Return each line of the records with nothing changed, pictures excepted.
++++ Exercise data ++++
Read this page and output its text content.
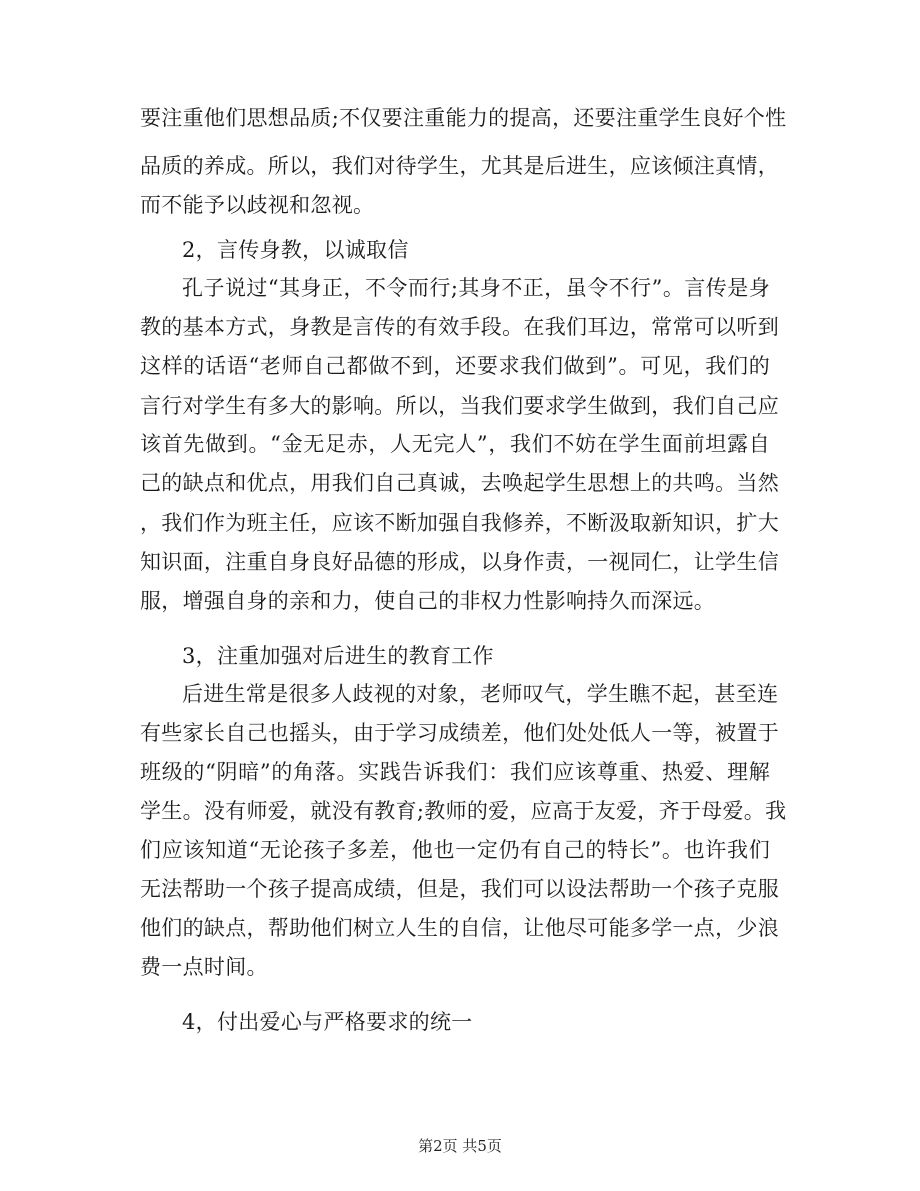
要注重他们思想品质;不仅要注重能力的提高，还要注重学生良好个性
品质的养成。所以，我们对待学生，尤其是后进生，应该倾注真情，
而不能予以歧视和忽视。
2，言传身教，以诚取信
孔子说过“其身正，不令而行;其身不正，虽令不行”。言传是身
教的基本方式，身教是言传的有效手段。在我们耳边，常常可以听到
这样的话语“老师自己都做不到，还要求我们做到”。可见，我们的
言行对学生有多大的影响。所以，当我们要求学生做到，我们自己应
该首先做到。“金无足赤，人无完人”，我们不妨在学生面前坦露自
己的缺点和优点，用我们自己真诚，去唤起学生思想上的共鸣。当然
，我们作为班主任，应该不断加强自我修养，不断汲取新知识，扩大
知识面，注重自身良好品德的形成，以身作责，一视同仁，让学生信
服，增强自身的亲和力，使自己的非权力性影响持久而深远。
3，注重加强对后进生的教育工作
后进生常是很多人歧视的对象，老师叹气，学生瞧不起，甚至连
有些家长自己也摇头，由于学习成绩差，他们处处低人一等，被置于
班级的“阴暗”的角落。实践告诉我们：我们应该尊重、热爱、理解
学生。没有师爱，就没有教育;教师的爱，应高于友爱，齐于母爱。我
们应该知道“无论孩子多差，他也一定仍有自己的特长”。也许我们
无法帮助一个孩子提高成绩，但是，我们可以设法帮助一个孩子克服
他们的缺点，帮助他们树立人生的自信，让他尽可能多学一点，少浪
费一点时间。
4，付出爱心与严格要求的统一
第2页 共5页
++++
Answer to the problem =
Read this page and output its text content.
要注重他们思想品质;不仅要注重能力的提高，还要注重学生良好个性
品质的养成。所以，我们对待学生，尤其是后进生，应该倾注真情，
而不能予以歧视和忽视。
2，言传身教，以诚取信
孔子说过“其身正，不令而行;其身不正，虽令不行”。言传是身
教的基本方式，身教是言传的有效手段。在我们耳边，常常可以听到
这样的话语“老师自己都做不到，还要求我们做到”。可见，我们的
言行对学生有多大的影响。所以，当我们要求学生做到，我们自己应
该首先做到。“金无足赤，人无完人”，我们不妨在学生面前坦露自
己的缺点和优点，用我们自己真诚，去唤起学生思想上的共鸣。当然
，我们作为班主任，应该不断加强自我修养，不断汲取新知识，扩大
知识面，注重自身良好品德的形成，以身作责，一视同仁，让学生信
服，增强自身的亲和力，使自己的非权力性影响持久而深远。
3，注重加强对后进生的教育工作
后进生常是很多人歧视的对象，老师叹气，学生瞧不起，甚至连
有些家长自己也摇头，由于学习成绩差，他们处处低人一等，被置于
班级的“阴暗”的角落。实践告诉我们：我们应该尊重、热爱、理解
学生。没有师爱，就没有教育;教师的爱，应高于友爱，齐于母爱。我
们应该知道“无论孩子多差，他也一定仍有自己的特长”。也许我们
无法帮助一个孩子提高成绩，但是，我们可以设法帮助一个孩子克服
他们的缺点，帮助他们树立人生的自信，让他尽可能多学一点，少浪
费一点时间。
4，付出爱心与严格要求的统一
第2页 共5页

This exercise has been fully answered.